> [Written exercise]
Of the lines in the data below, count the ones holding the string "JSON", and answer with that number only.

> [Data for processing]
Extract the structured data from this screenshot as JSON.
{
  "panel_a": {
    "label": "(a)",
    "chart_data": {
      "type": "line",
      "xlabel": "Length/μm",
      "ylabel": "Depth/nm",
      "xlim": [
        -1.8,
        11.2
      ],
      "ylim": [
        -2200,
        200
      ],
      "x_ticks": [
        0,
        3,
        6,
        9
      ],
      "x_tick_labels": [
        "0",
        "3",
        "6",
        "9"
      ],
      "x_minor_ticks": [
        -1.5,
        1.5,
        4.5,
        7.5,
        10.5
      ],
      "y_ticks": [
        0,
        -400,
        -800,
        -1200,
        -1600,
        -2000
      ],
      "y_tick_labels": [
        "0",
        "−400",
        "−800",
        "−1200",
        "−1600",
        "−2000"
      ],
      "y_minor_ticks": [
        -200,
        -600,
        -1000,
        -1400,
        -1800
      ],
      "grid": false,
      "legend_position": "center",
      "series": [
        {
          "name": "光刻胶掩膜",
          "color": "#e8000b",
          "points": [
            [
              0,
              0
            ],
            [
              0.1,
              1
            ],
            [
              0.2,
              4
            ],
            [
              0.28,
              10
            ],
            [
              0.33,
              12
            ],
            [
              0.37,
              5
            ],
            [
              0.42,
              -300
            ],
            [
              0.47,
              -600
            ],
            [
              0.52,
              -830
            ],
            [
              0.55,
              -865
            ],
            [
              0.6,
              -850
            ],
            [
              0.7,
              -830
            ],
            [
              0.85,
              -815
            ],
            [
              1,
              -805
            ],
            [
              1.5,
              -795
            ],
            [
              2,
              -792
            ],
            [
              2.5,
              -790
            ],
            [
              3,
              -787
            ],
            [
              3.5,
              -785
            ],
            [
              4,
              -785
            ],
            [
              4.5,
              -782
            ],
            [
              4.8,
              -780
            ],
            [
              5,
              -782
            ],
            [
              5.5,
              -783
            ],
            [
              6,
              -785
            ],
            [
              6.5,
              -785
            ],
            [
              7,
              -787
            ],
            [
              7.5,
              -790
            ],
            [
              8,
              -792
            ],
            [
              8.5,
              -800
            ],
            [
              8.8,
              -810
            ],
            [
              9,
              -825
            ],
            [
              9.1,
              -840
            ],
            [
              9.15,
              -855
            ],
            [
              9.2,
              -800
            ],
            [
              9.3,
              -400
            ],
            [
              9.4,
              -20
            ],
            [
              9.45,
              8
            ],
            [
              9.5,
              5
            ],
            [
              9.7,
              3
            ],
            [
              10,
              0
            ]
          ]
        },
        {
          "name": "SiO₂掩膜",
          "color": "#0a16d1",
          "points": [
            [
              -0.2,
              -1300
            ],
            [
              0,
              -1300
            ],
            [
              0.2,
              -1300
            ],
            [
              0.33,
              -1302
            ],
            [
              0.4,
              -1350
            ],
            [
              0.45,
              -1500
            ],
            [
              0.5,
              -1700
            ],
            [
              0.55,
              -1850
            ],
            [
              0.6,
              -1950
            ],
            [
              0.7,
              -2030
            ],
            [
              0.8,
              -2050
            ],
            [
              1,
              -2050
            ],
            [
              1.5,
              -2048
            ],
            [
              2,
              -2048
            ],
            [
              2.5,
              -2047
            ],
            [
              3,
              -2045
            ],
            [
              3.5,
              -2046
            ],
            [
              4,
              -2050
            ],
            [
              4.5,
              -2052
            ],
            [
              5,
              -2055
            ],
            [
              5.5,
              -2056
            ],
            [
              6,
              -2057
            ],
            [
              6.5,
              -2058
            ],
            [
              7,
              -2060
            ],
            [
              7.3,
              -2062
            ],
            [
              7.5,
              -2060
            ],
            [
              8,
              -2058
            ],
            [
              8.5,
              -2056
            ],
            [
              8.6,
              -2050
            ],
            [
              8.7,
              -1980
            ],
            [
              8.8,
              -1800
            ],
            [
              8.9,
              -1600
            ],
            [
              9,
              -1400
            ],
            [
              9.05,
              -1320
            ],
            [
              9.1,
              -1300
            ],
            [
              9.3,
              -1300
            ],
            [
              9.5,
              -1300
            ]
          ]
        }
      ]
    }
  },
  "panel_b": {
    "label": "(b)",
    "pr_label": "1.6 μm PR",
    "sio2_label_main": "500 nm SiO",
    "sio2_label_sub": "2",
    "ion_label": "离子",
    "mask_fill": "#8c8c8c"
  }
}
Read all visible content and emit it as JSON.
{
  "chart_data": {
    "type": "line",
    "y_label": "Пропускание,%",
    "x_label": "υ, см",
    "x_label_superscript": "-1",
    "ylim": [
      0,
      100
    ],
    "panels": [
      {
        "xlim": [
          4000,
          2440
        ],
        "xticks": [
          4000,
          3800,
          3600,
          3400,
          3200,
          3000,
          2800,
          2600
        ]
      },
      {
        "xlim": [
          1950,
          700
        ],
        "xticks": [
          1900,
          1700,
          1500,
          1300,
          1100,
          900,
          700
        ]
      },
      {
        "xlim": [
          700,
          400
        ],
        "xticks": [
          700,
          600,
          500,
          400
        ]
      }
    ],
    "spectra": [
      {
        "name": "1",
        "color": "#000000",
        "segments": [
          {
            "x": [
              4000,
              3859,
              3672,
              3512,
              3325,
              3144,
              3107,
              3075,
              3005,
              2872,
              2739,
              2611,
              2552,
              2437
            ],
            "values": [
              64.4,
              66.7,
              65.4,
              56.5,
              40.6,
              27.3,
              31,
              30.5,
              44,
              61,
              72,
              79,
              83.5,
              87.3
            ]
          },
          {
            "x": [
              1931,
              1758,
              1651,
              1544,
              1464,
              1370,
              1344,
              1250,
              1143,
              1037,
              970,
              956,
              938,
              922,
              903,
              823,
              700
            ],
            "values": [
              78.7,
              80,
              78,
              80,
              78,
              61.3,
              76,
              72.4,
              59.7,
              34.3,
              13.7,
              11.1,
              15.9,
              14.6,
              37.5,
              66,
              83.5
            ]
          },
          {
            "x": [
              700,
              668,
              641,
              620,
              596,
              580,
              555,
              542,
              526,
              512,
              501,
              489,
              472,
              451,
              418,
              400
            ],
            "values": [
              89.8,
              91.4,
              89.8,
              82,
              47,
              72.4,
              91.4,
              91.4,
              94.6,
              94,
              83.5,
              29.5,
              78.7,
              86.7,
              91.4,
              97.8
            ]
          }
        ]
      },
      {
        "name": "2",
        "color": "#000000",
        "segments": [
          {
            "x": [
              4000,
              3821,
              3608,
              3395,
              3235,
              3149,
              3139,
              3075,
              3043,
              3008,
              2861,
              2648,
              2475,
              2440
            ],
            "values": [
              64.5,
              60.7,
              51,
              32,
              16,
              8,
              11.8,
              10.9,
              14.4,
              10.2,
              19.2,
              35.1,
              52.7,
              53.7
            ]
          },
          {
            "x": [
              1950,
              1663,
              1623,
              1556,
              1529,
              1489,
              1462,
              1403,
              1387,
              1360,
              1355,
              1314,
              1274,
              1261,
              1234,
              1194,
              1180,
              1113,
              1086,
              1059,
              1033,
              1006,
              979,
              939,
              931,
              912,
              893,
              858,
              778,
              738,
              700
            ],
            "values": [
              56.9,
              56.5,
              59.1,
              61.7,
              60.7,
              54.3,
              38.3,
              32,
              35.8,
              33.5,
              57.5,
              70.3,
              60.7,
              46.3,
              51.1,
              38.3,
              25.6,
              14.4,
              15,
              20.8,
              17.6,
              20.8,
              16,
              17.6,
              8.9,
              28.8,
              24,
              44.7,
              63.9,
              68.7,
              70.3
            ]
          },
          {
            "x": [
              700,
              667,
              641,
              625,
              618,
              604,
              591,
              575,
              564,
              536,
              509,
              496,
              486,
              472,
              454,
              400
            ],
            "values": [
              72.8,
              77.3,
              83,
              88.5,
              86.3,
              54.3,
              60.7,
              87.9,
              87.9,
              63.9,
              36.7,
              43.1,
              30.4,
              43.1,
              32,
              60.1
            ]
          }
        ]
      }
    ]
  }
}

> [Correct result]
2